Problem statement. Take all the material and copy it exactly.

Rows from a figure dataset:
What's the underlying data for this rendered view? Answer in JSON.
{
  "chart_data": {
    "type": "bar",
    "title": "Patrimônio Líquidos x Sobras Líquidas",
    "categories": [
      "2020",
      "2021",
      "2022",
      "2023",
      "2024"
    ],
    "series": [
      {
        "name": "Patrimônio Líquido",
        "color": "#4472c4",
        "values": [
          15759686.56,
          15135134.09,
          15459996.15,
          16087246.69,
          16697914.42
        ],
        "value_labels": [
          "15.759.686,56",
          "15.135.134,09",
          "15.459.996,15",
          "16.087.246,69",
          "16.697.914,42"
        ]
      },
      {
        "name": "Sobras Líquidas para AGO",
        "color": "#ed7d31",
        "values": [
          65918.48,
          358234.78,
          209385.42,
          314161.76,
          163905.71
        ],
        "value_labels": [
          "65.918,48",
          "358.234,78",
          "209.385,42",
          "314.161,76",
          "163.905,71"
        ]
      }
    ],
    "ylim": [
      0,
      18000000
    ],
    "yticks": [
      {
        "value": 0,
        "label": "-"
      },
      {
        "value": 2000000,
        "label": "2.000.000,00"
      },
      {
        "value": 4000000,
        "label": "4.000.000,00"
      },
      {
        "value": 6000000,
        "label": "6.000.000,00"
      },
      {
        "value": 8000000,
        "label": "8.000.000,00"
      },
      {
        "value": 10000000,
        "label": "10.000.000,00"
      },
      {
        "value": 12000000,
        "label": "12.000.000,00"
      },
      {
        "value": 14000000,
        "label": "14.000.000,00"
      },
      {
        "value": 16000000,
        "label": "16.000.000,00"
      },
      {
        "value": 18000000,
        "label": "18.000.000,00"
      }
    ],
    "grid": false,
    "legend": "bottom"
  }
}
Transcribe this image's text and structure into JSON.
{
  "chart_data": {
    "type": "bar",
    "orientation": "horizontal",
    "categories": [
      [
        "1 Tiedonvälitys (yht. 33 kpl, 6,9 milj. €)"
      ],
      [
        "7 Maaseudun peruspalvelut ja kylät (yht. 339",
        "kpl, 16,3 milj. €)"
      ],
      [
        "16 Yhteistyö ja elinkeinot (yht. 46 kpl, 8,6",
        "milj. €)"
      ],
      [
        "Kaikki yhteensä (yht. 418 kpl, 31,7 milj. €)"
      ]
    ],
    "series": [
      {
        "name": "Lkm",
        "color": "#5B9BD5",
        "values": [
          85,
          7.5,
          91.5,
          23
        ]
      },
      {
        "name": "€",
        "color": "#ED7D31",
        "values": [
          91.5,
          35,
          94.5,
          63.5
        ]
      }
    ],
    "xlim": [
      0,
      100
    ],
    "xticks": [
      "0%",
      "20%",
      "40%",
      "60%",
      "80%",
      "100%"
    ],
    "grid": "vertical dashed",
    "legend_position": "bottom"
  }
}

Reply to the exercise.
What's the underlying data for this rendered view? Answer in JSON.
{
  "chart_data": {
    "type": "bar",
    "title": "Patrimônio Líquidos x Sobras Líquidas",
    "categories": [
      "2020",
      "2021",
      "2022",
      "2023",
      "2024"
    ],
    "series": [
      {
        "name": "Patrimônio Líquido",
        "color": "#4472c4",
        "values": [
          15759686.56,
          15135134.09,
          15459996.15,
          16087246.69,
          16697914.42
        ],
        "value_labels": [
          "15.759.686,56",
          "15.135.134,09",
          "15.459.996,15",
          "16.087.246,69",
          "16.697.914,42"
        ]
      },
      {
        "name": "Sobras Líquidas para AGO",
        "color": "#ed7d31",
        "values": [
          65918.48,
          358234.78,
          209385.42,
          314161.76,
          163905.71
        ],
        "value_labels": [
          "65.918,48",
          "358.234,78",
          "209.385,42",
          "314.161,76",
          "163.905,71"
        ]
      }
    ],
    "ylim": [
      0,
      18000000
    ],
    "yticks": [
      {
        "value": 0,
        "label": "-"
      },
      {
        "value": 2000000,
        "label": "2.000.000,00"
      },
      {
        "value": 4000000,
        "label": "4.000.000,00"
      },
      {
        "value": 6000000,
        "label": "6.000.000,00"
      },
      {
        "value": 8000000,
        "label": "8.000.000,00"
      },
      {
        "value": 10000000,
        "label": "10.000.000,00"
      },
      {
        "value": 12000000,
        "label": "12.000.000,00"
      },
      {
        "value": 14000000,
        "label": "14.000.000,00"
      },
      {
        "value": 16000000,
        "label": "16.000.000,00"
      },
      {
        "value": 18000000,
        "label": "18.000.000,00"
      }
    ],
    "grid": false,
    "legend": "bottom"
  }
}
Transcribe this image's text and structure into JSON.
{
  "chart_data": {
    "type": "bar",
    "orientation": "horizontal",
    "categories": [
      [
        "1 Tiedonvälitys (yht. 33 kpl, 6,9 milj. €)"
      ],
      [
        "7 Maaseudun peruspalvelut ja kylät (yht. 339",
        "kpl, 16,3 milj. €)"
      ],
      [
        "16 Yhteistyö ja elinkeinot (yht. 46 kpl, 8,6",
        "milj. €)"
      ],
      [
        "Kaikki yhteensä (yht. 418 kpl, 31,7 milj. €)"
      ]
    ],
    "series": [
      {
        "name": "Lkm",
        "color": "#5B9BD5",
        "values": [
          85,
          7.5,
          91.5,
          23
        ]
      },
      {
        "name": "€",
        "color": "#ED7D31",
        "values": [
          91.5,
          35,
          94.5,
          63.5
        ]
      }
    ],
    "xlim": [
      0,
      100
    ],
    "xticks": [
      "0%",
      "20%",
      "40%",
      "60%",
      "80%",
      "100%"
    ],
    "grid": "vertical dashed",
    "legend_position": "bottom"
  }
}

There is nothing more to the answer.